======== Data supplied ========
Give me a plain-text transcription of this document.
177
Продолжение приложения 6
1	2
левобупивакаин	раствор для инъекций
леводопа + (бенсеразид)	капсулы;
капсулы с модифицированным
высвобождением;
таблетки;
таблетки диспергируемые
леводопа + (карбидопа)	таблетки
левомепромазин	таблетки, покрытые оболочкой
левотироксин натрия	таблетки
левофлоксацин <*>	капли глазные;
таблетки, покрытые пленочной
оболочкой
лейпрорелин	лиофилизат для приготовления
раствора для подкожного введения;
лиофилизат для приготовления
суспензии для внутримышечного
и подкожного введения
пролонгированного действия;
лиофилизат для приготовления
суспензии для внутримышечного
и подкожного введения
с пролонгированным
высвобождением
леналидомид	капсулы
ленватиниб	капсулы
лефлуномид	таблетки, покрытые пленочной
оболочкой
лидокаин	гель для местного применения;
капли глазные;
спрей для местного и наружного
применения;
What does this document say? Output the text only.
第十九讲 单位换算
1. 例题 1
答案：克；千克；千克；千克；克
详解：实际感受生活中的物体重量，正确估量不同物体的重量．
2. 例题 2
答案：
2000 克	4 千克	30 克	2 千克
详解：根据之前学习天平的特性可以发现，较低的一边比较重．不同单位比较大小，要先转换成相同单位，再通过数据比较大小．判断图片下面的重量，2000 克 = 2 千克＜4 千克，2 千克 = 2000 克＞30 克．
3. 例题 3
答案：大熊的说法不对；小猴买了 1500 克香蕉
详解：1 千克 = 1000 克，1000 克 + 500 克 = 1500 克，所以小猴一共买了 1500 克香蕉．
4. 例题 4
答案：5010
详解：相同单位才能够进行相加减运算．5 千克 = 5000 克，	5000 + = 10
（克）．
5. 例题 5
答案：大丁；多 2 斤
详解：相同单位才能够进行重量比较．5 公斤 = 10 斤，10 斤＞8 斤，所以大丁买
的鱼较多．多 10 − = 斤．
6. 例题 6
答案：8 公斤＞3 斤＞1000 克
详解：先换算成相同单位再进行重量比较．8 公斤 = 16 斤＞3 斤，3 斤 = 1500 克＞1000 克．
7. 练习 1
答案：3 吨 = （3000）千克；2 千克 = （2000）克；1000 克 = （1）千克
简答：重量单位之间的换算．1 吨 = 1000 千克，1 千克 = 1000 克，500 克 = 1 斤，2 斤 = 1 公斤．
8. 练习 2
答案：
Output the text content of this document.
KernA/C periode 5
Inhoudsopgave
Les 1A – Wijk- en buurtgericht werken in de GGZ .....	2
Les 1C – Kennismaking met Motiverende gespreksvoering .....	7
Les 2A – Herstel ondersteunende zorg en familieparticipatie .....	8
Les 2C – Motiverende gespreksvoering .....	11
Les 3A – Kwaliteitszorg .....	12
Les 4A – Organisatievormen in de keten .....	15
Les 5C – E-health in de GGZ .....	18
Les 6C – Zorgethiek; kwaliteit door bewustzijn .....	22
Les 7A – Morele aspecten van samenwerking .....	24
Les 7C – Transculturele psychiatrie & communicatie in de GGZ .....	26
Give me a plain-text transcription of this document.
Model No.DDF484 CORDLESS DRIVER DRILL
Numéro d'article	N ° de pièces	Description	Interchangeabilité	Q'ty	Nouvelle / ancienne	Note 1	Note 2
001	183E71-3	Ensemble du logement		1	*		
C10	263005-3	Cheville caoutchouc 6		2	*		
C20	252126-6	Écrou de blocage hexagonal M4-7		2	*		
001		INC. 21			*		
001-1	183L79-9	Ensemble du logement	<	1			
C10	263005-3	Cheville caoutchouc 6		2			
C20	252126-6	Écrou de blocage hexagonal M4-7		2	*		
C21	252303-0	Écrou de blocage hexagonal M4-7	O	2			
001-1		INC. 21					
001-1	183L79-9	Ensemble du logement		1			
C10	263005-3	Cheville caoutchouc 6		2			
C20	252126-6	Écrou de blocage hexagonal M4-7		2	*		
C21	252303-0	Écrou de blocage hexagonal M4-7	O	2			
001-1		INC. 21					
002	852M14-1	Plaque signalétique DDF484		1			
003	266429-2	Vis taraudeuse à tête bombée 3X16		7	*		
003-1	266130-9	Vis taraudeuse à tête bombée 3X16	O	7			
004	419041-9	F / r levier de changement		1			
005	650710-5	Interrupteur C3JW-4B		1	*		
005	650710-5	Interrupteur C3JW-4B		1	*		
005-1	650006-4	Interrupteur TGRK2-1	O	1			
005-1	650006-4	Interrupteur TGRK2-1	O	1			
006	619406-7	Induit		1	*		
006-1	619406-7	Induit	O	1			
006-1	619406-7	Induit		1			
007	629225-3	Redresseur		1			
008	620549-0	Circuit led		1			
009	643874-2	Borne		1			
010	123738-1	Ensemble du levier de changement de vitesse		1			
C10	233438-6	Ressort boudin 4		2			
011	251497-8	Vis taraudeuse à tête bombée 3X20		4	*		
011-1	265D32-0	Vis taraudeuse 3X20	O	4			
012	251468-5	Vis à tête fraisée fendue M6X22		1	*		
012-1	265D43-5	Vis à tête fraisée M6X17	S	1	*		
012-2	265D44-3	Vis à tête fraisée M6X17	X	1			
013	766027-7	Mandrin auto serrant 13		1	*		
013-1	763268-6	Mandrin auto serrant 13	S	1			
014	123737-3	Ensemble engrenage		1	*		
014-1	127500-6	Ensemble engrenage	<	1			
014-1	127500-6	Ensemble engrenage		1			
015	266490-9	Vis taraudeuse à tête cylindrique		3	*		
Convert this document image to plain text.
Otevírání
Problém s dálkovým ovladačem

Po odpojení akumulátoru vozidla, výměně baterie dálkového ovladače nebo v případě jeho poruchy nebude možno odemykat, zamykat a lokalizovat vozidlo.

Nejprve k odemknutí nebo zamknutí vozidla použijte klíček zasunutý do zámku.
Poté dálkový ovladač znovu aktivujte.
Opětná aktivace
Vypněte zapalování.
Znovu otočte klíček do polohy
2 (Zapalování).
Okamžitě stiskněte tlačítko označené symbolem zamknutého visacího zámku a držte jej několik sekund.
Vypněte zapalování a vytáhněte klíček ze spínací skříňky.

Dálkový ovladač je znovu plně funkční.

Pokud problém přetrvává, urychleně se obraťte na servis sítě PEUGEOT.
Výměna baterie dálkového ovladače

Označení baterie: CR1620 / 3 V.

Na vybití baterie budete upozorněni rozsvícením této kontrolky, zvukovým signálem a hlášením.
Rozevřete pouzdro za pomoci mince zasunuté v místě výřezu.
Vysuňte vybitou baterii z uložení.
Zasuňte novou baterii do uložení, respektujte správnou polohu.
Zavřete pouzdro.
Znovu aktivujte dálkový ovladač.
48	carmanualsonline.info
========
Look over the listing. Pull out every line with the string "покрытые" in it.

левомепромазин	таблетки, покрытые оболочкой
таблетки, покрытые пленочной
лефлуномид	таблетки, покрытые пленочной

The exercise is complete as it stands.